WHAT THE EXERCISE ASKS:
Reproduce the data exactly.

INFORMATION SHOWN:
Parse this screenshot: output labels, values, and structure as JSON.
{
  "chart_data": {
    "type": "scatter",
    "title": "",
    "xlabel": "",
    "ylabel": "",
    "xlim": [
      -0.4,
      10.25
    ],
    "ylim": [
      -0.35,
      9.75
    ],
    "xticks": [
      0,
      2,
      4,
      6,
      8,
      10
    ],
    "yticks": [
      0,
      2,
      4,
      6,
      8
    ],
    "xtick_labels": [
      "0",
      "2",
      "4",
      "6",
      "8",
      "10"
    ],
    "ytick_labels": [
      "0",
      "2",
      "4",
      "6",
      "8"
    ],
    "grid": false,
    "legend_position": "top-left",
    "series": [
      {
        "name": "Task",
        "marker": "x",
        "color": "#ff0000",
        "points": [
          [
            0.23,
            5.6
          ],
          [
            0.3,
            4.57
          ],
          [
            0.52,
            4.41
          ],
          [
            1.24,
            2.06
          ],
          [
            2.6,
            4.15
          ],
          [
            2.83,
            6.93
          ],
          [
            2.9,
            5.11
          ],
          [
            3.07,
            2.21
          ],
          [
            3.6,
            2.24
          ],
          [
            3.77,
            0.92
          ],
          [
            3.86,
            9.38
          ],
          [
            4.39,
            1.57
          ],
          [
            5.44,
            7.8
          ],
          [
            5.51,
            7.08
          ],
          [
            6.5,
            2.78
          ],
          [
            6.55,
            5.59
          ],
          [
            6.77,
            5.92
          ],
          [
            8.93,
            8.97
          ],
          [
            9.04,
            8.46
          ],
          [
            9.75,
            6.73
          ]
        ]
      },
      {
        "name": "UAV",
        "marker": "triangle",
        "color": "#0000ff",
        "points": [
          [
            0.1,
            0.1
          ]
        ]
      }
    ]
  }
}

RESULT:
Parse this screenshot: output labels, values, and structure as JSON.
{
  "chart_data": {
    "type": "scatter",
    "title": "",
    "xlabel": "",
    "ylabel": "",
    "xlim": [
      -0.4,
      10.25
    ],
    "ylim": [
      -0.35,
      9.75
    ],
    "xticks": [
      0,
      2,
      4,
      6,
      8,
      10
    ],
    "yticks": [
      0,
      2,
      4,
      6,
      8
    ],
    "xtick_labels": [
      "0",
      "2",
      "4",
      "6",
      "8",
      "10"
    ],
    "ytick_labels": [
      "0",
      "2",
      "4",
      "6",
      "8"
    ],
    "grid": false,
    "legend_position": "top-left",
    "series": [
      {
        "name": "Task",
        "marker": "x",
        "color": "#ff0000",
        "points": [
          [
            0.23,
            5.6
          ],
          [
            0.3,
            4.57
          ],
          [
            0.52,
            4.41
          ],
          [
            1.24,
            2.06
          ],
          [
            2.6,
            4.15
          ],
          [
            2.83,
            6.93
          ],
          [
            2.9,
            5.11
          ],
          [
            3.07,
            2.21
          ],
          [
            3.6,
            2.24
          ],
          [
            3.77,
            0.92
          ],
          [
            3.86,
            9.38
          ],
          [
            4.39,
            1.57
          ],
          [
            5.44,
            7.8
          ],
          [
            5.51,
            7.08
          ],
          [
            6.5,
            2.78
          ],
          [
            6.55,
            5.59
          ],
          [
            6.77,
            5.92
          ],
          [
            8.93,
            8.97
          ],
          [
            9.04,
            8.46
          ],
          [
            9.75,
            6.73
          ]
        ]
      },
      {
        "name": "UAV",
        "marker": "triangle",
        "color": "#0000ff",
        "points": [
          [
            0.1,
            0.1
          ]
        ]
      }
    ]
  }
}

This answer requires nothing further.